[START OF ITEMS]

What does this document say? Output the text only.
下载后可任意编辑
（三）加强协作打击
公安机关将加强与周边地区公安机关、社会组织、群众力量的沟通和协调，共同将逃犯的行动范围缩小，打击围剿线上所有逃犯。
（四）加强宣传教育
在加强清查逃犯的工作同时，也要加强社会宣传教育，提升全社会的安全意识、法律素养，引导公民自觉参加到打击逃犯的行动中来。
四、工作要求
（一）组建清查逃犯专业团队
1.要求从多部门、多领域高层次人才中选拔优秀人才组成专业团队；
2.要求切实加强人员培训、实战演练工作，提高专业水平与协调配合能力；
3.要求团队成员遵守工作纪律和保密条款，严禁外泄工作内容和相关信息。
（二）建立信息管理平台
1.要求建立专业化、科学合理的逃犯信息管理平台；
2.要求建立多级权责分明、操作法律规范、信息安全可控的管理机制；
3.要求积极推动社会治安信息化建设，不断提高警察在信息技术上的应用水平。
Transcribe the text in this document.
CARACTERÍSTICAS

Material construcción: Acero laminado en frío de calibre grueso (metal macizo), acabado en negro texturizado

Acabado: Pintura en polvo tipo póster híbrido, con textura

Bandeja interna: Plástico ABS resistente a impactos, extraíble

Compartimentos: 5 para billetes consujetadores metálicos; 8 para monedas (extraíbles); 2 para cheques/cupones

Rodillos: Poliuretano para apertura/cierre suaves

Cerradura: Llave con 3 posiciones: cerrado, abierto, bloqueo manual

[END OF ITEMS]

GIVEN PROBLEM:
Quote every record above exactly.

EXPECTED ANSWER:
What does this document say? Output the text only.
下载后可任意编辑
（三）加强协作打击
公安机关将加强与周边地区公安机关、社会组织、群众力量的沟通和协调，共同将逃犯的行动范围缩小，打击围剿线上所有逃犯。
（四）加强宣传教育
在加强清查逃犯的工作同时，也要加强社会宣传教育，提升全社会的安全意识、法律素养，引导公民自觉参加到打击逃犯的行动中来。
四、工作要求
（一）组建清查逃犯专业团队
1.要求从多部门、多领域高层次人才中选拔优秀人才组成专业团队；
2.要求切实加强人员培训、实战演练工作，提高专业水平与协调配合能力；
3.要求团队成员遵守工作纪律和保密条款，严禁外泄工作内容和相关信息。
（二）建立信息管理平台
1.要求建立专业化、科学合理的逃犯信息管理平台；
2.要求建立多级权责分明、操作法律规范、信息安全可控的管理机制；
3.要求积极推动社会治安信息化建设，不断提高警察在信息技术上的应用水平。
Transcribe the text in this document.
CARACTERÍSTICAS

Material construcción: Acero laminado en frío de calibre grueso (metal macizo), acabado en negro texturizado

Acabado: Pintura en polvo tipo póster híbrido, con textura

Bandeja interna: Plástico ABS resistente a impactos, extraíble

Compartimentos: 5 para billetes consujetadores metálicos; 8 para monedas (extraíbles); 2 para cheques/cupones

Rodillos: Poliuretano para apertura/cierre suaves

Cerradura: Llave con 3 posiciones: cerrado, abierto, bloqueo manual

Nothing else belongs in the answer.